## [STATED EXERCISE]
Retype the data below without altering anything.
==== INPUT ====
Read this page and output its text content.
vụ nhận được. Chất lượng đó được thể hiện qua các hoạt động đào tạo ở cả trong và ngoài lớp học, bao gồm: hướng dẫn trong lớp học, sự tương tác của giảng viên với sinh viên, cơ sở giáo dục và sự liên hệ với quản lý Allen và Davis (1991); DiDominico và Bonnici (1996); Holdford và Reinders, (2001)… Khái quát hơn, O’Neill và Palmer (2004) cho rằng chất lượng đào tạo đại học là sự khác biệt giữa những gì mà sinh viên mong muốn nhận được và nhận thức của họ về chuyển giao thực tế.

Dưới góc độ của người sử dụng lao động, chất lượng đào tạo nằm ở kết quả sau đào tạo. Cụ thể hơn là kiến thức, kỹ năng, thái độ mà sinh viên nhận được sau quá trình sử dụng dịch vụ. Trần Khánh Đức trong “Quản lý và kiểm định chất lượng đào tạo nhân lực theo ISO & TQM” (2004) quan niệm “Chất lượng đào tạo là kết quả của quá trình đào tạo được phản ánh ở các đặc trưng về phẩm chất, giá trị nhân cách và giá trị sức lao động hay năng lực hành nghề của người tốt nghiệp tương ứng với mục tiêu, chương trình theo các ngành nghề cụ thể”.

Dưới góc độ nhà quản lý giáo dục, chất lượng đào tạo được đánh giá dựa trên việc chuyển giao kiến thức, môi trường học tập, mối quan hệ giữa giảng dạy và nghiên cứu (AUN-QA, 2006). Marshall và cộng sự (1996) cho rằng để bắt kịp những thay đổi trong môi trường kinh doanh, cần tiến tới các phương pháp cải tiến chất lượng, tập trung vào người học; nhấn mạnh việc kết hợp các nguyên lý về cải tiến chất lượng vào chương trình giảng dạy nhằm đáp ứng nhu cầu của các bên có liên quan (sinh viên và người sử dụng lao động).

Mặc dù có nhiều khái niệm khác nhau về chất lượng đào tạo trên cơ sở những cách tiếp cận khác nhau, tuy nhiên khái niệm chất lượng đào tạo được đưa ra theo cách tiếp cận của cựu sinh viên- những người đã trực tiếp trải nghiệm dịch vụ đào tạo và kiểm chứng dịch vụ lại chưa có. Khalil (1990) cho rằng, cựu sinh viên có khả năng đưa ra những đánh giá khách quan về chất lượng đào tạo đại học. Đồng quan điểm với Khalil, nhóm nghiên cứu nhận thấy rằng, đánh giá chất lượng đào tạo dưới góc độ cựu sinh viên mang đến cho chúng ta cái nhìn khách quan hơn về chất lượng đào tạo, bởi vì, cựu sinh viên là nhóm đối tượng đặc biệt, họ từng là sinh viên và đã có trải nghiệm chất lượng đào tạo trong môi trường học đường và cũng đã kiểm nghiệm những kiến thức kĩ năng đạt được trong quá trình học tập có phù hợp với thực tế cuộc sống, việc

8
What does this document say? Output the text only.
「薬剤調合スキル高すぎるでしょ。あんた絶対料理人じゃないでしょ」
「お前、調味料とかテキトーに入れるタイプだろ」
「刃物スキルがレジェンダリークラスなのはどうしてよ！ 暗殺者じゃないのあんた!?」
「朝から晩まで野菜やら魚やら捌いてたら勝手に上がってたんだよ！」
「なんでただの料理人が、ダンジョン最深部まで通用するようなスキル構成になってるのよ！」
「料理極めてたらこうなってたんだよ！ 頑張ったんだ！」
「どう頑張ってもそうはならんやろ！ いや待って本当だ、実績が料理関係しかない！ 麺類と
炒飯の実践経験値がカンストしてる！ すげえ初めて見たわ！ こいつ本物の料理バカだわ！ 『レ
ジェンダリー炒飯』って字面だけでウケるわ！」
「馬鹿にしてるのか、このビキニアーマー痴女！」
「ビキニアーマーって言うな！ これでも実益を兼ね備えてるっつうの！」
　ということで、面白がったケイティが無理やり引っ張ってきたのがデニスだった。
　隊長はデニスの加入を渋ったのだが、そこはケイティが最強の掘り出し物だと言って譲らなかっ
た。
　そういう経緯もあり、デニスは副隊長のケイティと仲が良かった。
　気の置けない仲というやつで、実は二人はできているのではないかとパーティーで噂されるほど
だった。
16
====
## [WRITTEN ANSWER]
Read this page and output its text content.
vụ nhận được. Chất lượng đó được thể hiện qua các hoạt động đào tạo ở cả trong và ngoài lớp học, bao gồm: hướng dẫn trong lớp học, sự tương tác của giảng viên với sinh viên, cơ sở giáo dục và sự liên hệ với quản lý Allen và Davis (1991); DiDominico và Bonnici (1996); Holdford và Reinders, (2001)… Khái quát hơn, O’Neill và Palmer (2004) cho rằng chất lượng đào tạo đại học là sự khác biệt giữa những gì mà sinh viên mong muốn nhận được và nhận thức của họ về chuyển giao thực tế.

Dưới góc độ của người sử dụng lao động, chất lượng đào tạo nằm ở kết quả sau đào tạo. Cụ thể hơn là kiến thức, kỹ năng, thái độ mà sinh viên nhận được sau quá trình sử dụng dịch vụ. Trần Khánh Đức trong “Quản lý và kiểm định chất lượng đào tạo nhân lực theo ISO & TQM” (2004) quan niệm “Chất lượng đào tạo là kết quả của quá trình đào tạo được phản ánh ở các đặc trưng về phẩm chất, giá trị nhân cách và giá trị sức lao động hay năng lực hành nghề của người tốt nghiệp tương ứng với mục tiêu, chương trình theo các ngành nghề cụ thể”.

Dưới góc độ nhà quản lý giáo dục, chất lượng đào tạo được đánh giá dựa trên việc chuyển giao kiến thức, môi trường học tập, mối quan hệ giữa giảng dạy và nghiên cứu (AUN-QA, 2006). Marshall và cộng sự (1996) cho rằng để bắt kịp những thay đổi trong môi trường kinh doanh, cần tiến tới các phương pháp cải tiến chất lượng, tập trung vào người học; nhấn mạnh việc kết hợp các nguyên lý về cải tiến chất lượng vào chương trình giảng dạy nhằm đáp ứng nhu cầu của các bên có liên quan (sinh viên và người sử dụng lao động).

Mặc dù có nhiều khái niệm khác nhau về chất lượng đào tạo trên cơ sở những cách tiếp cận khác nhau, tuy nhiên khái niệm chất lượng đào tạo được đưa ra theo cách tiếp cận của cựu sinh viên- những người đã trực tiếp trải nghiệm dịch vụ đào tạo và kiểm chứng dịch vụ lại chưa có. Khalil (1990) cho rằng, cựu sinh viên có khả năng đưa ra những đánh giá khách quan về chất lượng đào tạo đại học. Đồng quan điểm với Khalil, nhóm nghiên cứu nhận thấy rằng, đánh giá chất lượng đào tạo dưới góc độ cựu sinh viên mang đến cho chúng ta cái nhìn khách quan hơn về chất lượng đào tạo, bởi vì, cựu sinh viên là nhóm đối tượng đặc biệt, họ từng là sinh viên và đã có trải nghiệm chất lượng đào tạo trong môi trường học đường và cũng đã kiểm nghiệm những kiến thức kĩ năng đạt được trong quá trình học tập có phù hợp với thực tế cuộc sống, việc

8
What does this document say? Output the text only.
「薬剤調合スキル高すぎるでしょ。あんた絶対料理人じゃないでしょ」
「お前、調味料とかテキトーに入れるタイプだろ」
「刃物スキルがレジェンダリークラスなのはどうしてよ！ 暗殺者じゃないのあんた!?」
「朝から晩まで野菜やら魚やら捌いてたら勝手に上がってたんだよ！」
「なんでただの料理人が、ダンジョン最深部まで通用するようなスキル構成になってるのよ！」
「料理極めてたらこうなってたんだよ！ 頑張ったんだ！」
「どう頑張ってもそうはならんやろ！ いや待って本当だ、実績が料理関係しかない！ 麺類と
炒飯の実践経験値がカンストしてる！ すげえ初めて見たわ！ こいつ本物の料理バカだわ！ 『レ
ジェンダリー炒飯』って字面だけでウケるわ！」
「馬鹿にしてるのか、このビキニアーマー痴女！」
「ビキニアーマーって言うな！ これでも実益を兼ね備えてるっつうの！」
　ということで、面白がったケイティが無理やり引っ張ってきたのがデニスだった。
　隊長はデニスの加入を渋ったのだが、そこはケイティが最強の掘り出し物だと言って譲らなかっ
た。
　そういう経緯もあり、デニスは副隊長のケイティと仲が良かった。
　気の置けない仲というやつで、実は二人はできているのではないかとパーティーで噂されるほど
だった。
16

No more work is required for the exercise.